# start of GIVEN INFORMATION
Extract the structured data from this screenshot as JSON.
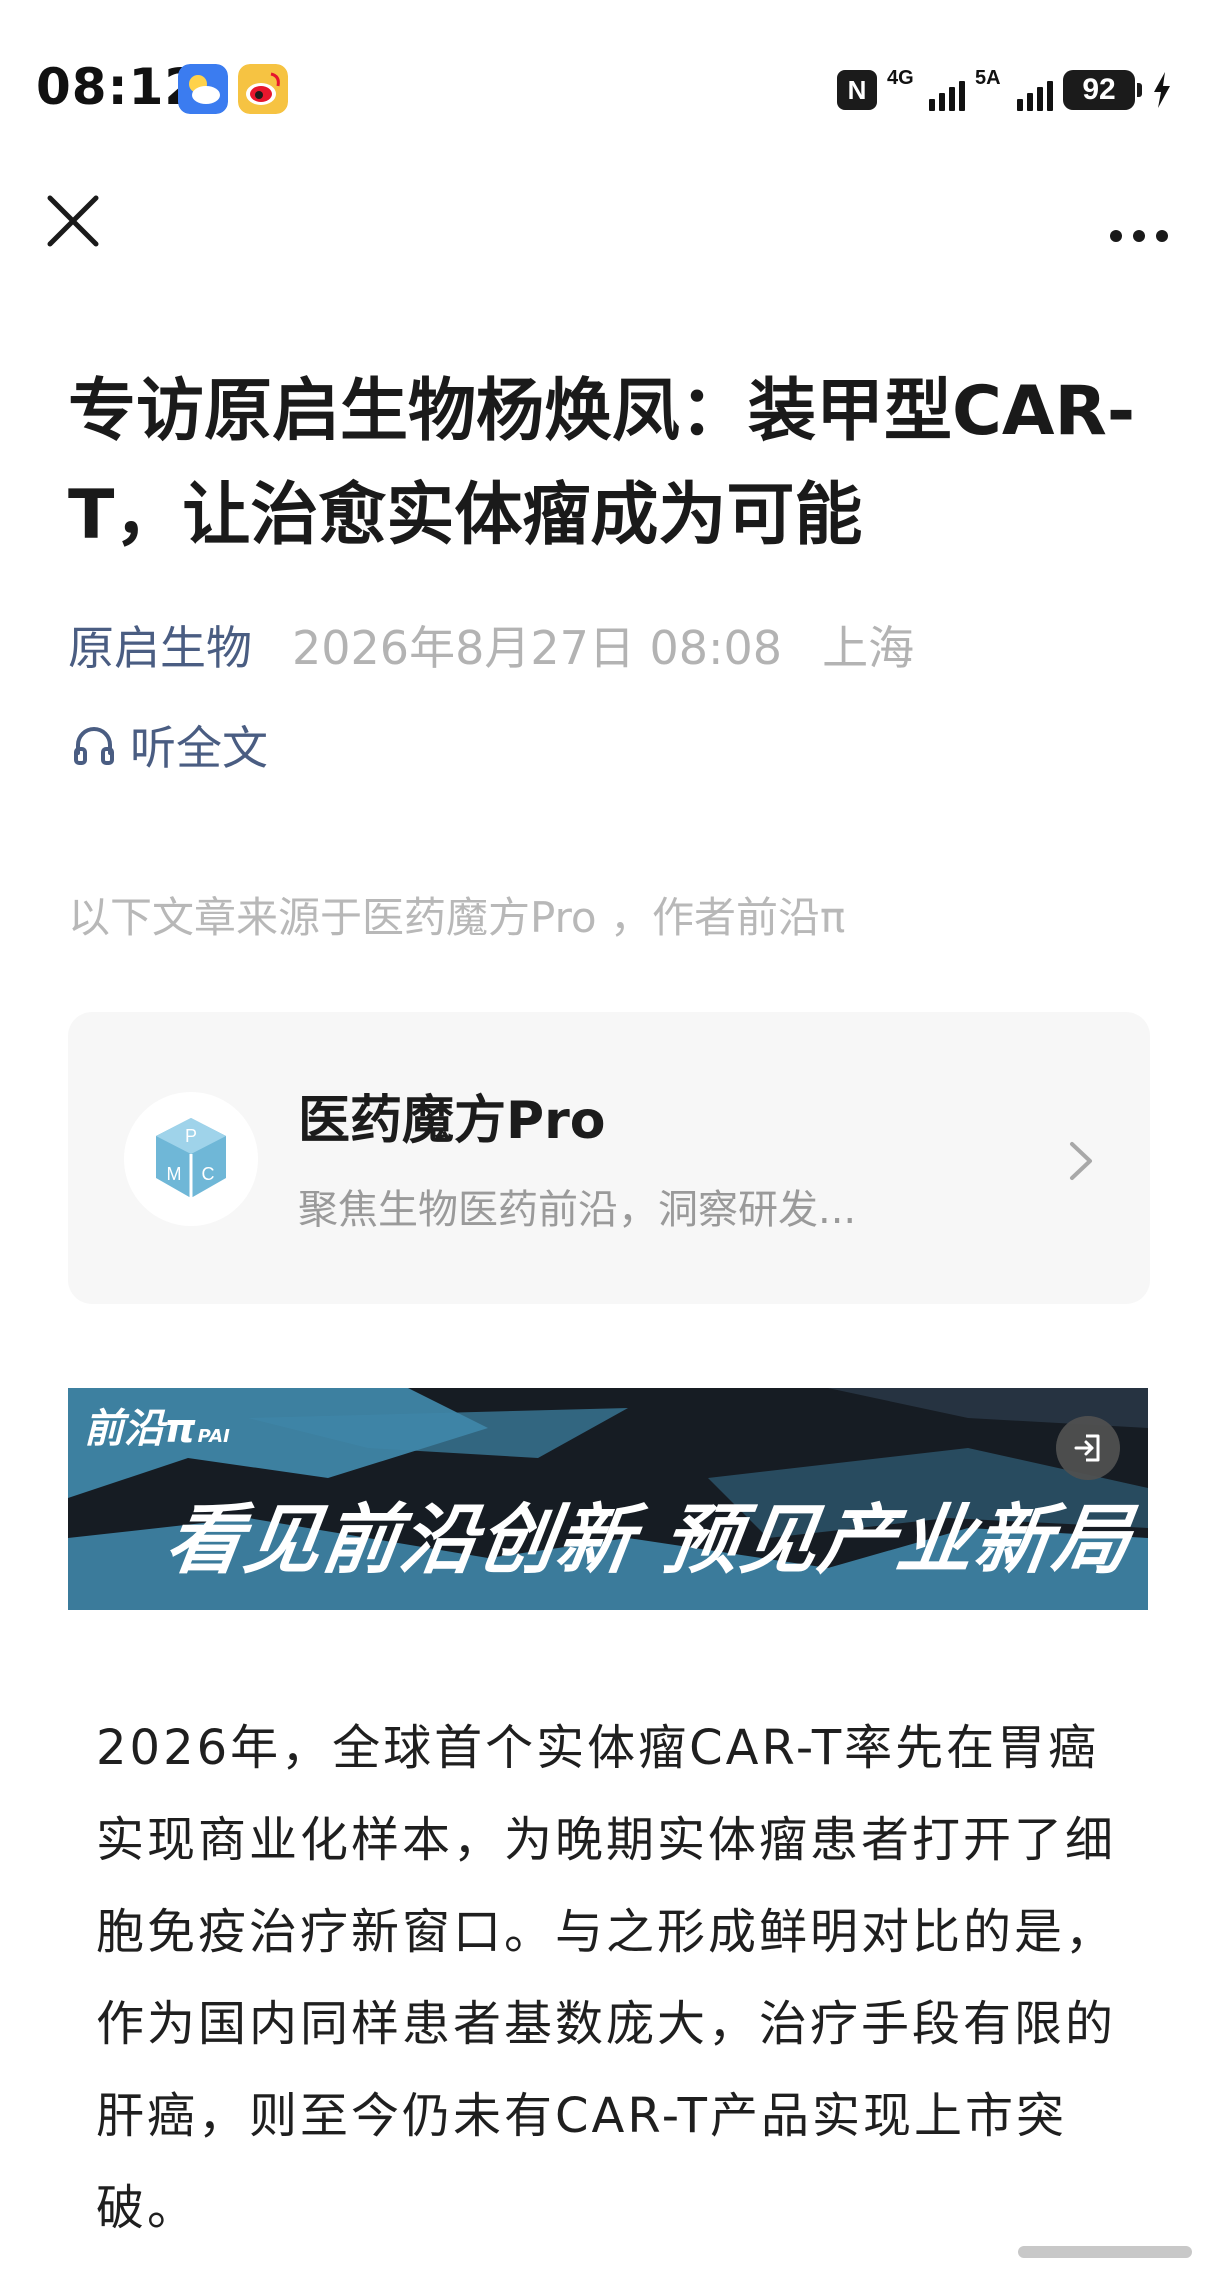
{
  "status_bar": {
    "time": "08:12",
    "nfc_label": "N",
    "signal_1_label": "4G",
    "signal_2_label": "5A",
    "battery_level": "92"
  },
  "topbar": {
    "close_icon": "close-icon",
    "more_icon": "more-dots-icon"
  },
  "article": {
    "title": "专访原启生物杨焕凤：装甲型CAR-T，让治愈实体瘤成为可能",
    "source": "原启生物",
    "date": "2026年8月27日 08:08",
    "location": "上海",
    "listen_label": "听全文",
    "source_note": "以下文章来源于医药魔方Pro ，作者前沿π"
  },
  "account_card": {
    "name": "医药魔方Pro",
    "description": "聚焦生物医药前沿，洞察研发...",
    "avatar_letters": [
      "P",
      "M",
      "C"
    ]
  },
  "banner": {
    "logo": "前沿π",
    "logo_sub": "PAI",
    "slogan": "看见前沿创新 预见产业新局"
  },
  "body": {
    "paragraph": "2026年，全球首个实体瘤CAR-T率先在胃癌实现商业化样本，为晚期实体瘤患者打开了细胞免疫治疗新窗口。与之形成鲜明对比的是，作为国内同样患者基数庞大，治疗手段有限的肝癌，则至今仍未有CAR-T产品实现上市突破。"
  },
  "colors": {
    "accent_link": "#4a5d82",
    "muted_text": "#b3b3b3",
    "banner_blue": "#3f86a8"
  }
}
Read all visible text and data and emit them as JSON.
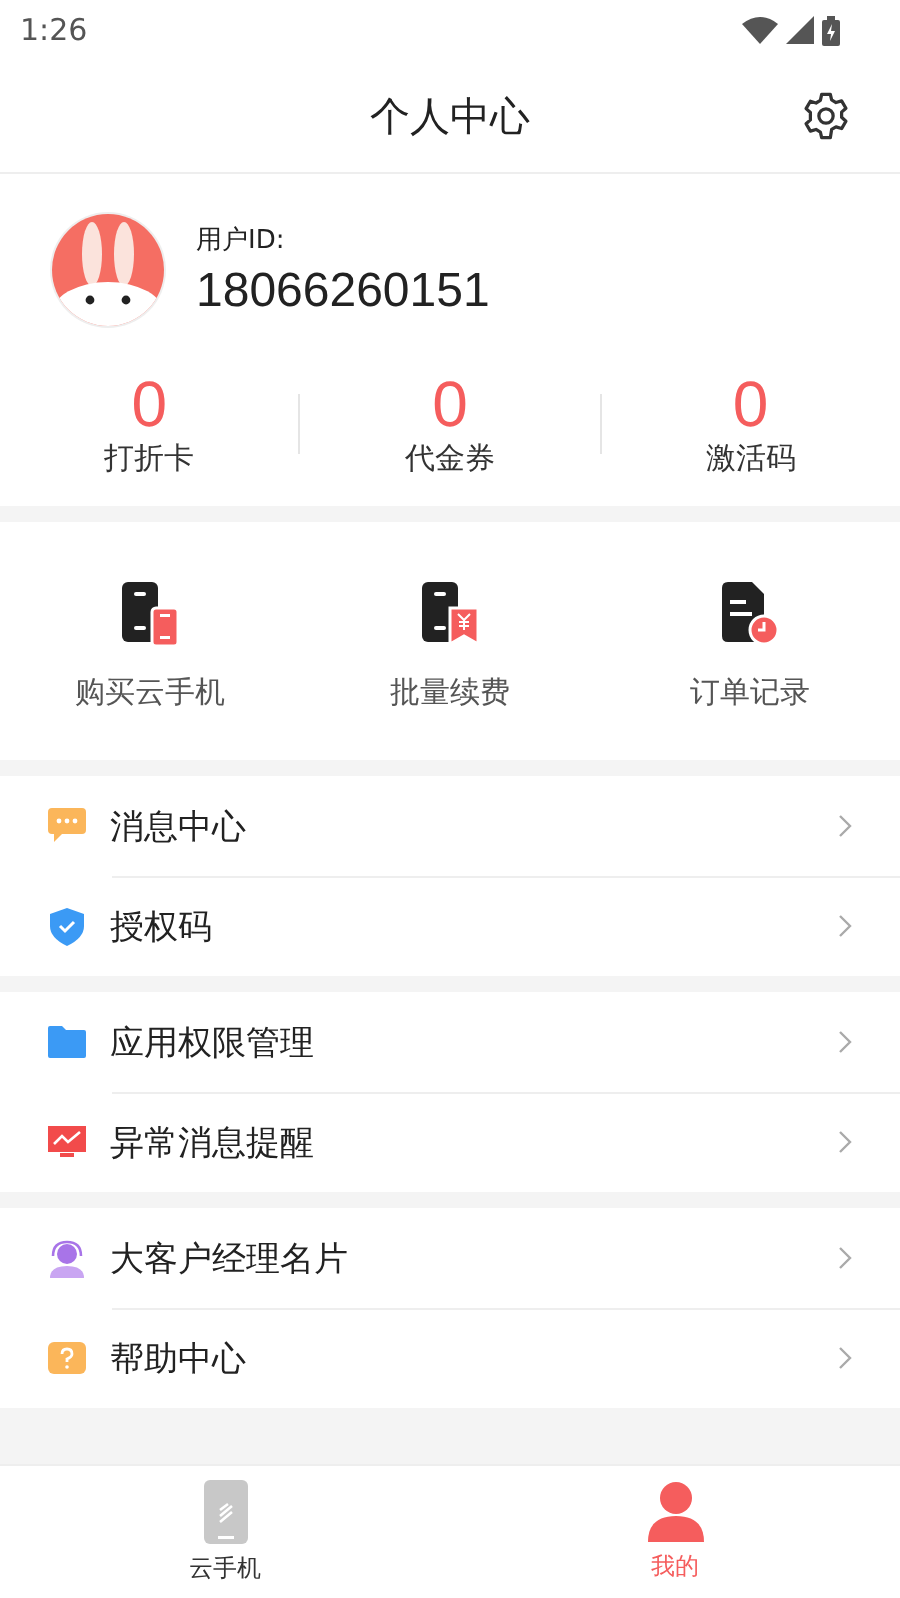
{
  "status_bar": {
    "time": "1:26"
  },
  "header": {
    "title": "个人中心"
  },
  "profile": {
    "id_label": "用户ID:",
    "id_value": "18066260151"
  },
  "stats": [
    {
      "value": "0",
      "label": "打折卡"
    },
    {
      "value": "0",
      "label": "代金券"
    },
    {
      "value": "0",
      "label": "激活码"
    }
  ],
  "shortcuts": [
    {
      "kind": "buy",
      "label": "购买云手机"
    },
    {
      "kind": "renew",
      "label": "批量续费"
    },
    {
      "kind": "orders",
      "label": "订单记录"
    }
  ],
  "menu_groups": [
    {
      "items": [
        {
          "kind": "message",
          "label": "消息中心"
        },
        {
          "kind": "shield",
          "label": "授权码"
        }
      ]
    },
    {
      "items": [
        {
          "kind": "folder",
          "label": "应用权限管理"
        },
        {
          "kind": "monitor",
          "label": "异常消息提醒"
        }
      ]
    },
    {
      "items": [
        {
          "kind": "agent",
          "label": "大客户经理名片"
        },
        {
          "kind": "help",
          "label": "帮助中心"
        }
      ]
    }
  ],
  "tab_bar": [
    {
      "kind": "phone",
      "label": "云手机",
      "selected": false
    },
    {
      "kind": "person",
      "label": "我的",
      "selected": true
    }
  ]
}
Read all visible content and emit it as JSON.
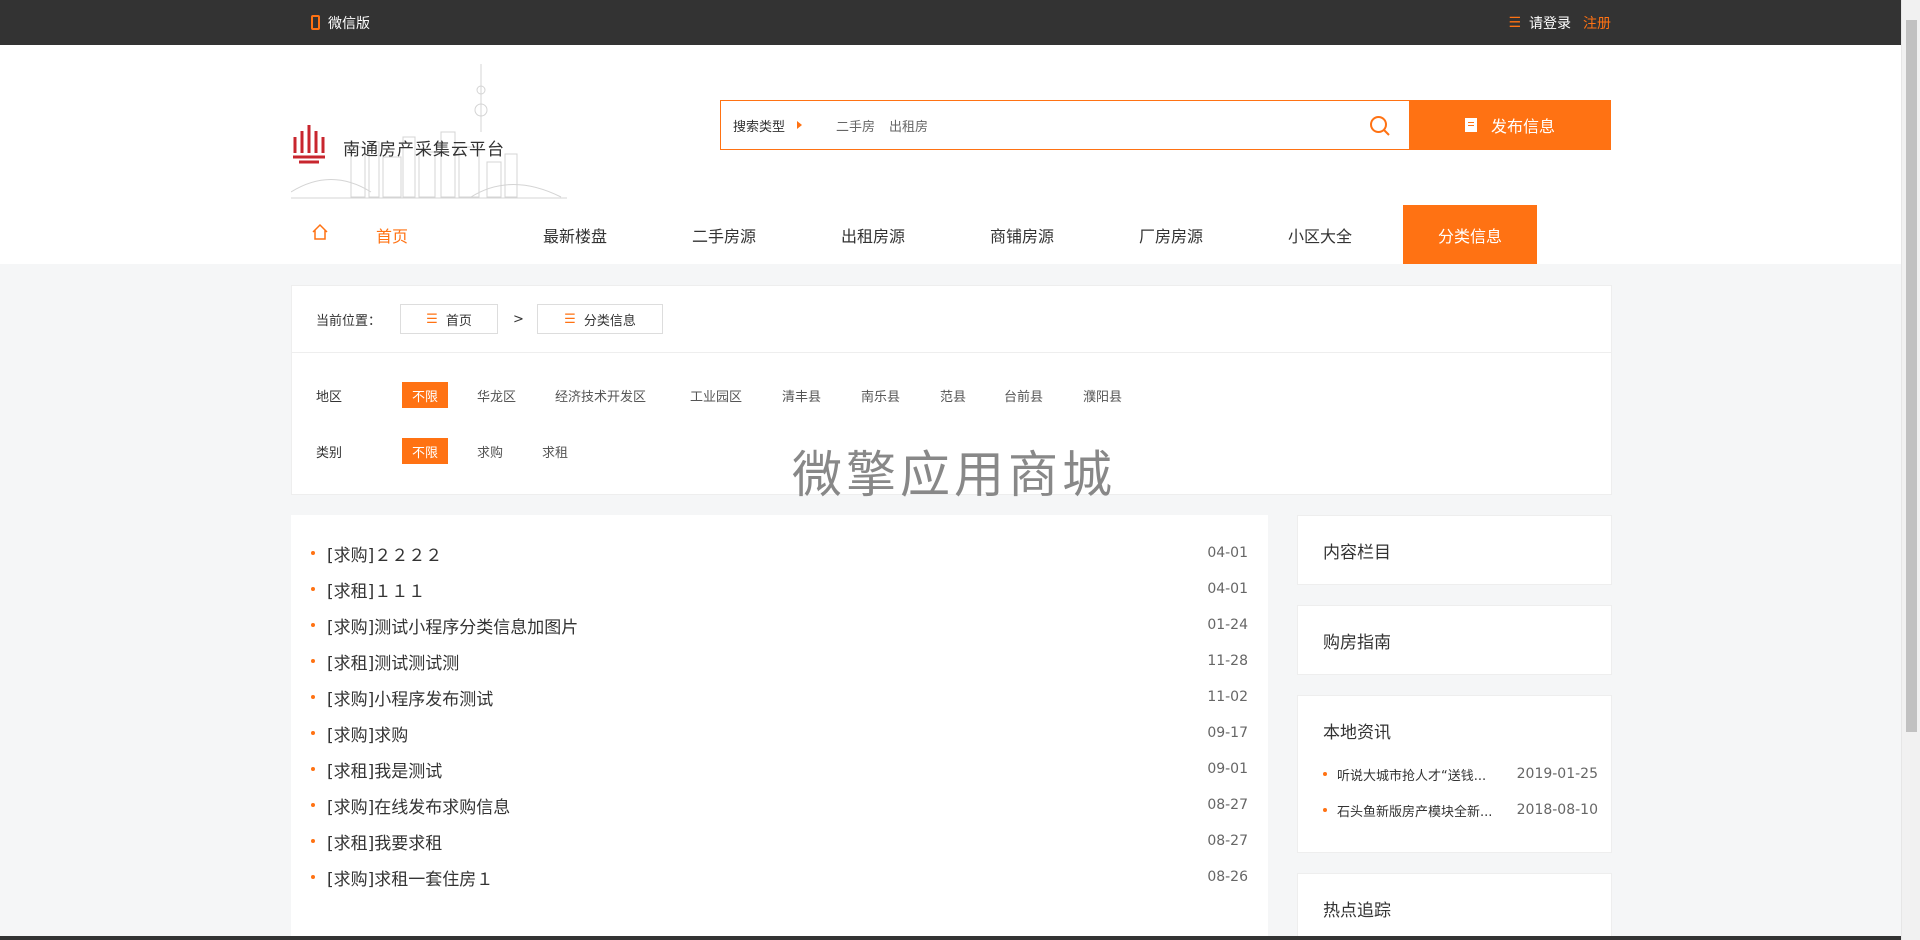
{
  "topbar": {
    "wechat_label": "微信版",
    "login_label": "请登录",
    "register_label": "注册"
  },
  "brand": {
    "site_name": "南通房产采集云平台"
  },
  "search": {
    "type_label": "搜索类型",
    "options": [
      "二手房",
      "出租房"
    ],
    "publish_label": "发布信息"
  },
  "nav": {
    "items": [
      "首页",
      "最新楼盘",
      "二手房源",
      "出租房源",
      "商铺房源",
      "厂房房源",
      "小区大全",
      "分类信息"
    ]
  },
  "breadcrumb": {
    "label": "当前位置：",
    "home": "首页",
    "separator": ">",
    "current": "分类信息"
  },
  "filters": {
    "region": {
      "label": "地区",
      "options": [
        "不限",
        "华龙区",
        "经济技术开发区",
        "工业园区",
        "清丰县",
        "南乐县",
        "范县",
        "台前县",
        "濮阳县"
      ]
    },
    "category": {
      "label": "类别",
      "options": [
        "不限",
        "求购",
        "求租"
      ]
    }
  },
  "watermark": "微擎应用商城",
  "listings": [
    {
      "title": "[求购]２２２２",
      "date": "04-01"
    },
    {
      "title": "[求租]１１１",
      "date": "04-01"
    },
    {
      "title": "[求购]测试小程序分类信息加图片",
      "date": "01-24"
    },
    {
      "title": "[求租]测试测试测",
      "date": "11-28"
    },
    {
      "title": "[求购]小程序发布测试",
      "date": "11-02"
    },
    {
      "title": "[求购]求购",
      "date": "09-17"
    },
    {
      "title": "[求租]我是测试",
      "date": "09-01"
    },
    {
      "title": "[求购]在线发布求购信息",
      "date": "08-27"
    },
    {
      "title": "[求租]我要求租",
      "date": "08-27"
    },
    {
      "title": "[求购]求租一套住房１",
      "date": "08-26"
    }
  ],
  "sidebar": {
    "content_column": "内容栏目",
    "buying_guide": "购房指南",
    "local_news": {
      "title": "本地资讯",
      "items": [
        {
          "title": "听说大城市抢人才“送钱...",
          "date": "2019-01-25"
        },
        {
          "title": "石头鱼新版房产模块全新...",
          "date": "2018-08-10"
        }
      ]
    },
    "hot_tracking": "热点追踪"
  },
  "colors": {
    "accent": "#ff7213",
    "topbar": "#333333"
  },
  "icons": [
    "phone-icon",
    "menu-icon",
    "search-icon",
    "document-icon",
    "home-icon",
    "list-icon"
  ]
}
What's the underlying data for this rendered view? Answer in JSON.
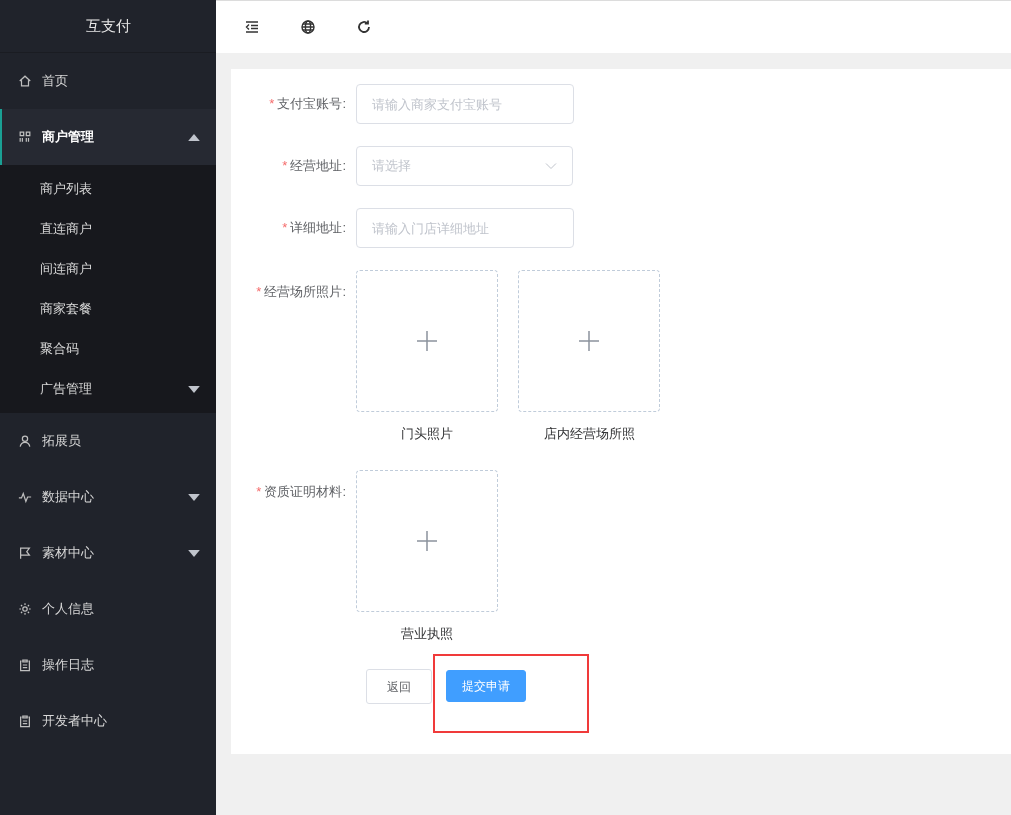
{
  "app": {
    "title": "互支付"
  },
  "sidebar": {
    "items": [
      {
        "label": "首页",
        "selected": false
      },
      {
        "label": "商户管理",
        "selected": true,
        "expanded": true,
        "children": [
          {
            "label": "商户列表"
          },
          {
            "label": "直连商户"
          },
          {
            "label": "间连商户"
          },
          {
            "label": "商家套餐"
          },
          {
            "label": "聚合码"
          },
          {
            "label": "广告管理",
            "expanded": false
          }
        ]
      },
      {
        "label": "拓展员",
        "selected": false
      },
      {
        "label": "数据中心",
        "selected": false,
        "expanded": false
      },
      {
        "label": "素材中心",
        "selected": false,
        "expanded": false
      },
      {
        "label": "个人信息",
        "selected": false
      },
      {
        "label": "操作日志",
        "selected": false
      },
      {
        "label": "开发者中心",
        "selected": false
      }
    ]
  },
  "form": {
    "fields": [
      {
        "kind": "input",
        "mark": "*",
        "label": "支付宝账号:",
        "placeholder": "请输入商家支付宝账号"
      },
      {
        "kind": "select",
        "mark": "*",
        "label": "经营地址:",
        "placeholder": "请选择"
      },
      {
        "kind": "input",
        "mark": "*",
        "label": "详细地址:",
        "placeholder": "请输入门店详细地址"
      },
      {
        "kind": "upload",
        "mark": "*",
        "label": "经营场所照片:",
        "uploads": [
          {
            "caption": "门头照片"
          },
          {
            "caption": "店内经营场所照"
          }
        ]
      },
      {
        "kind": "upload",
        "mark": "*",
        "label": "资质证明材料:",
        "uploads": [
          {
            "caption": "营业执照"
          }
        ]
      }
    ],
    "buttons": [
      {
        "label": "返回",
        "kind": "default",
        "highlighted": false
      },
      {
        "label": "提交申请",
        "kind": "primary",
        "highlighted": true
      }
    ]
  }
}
# end of GIVEN INFORMATION
WHAT THE TASK ASKS » Above are the records. Identify each line that contains the word "emit".

SOLVED EXERCISE »
Read all visible text and data and emit them as JSON.
Read all visible content and emit it as JSON.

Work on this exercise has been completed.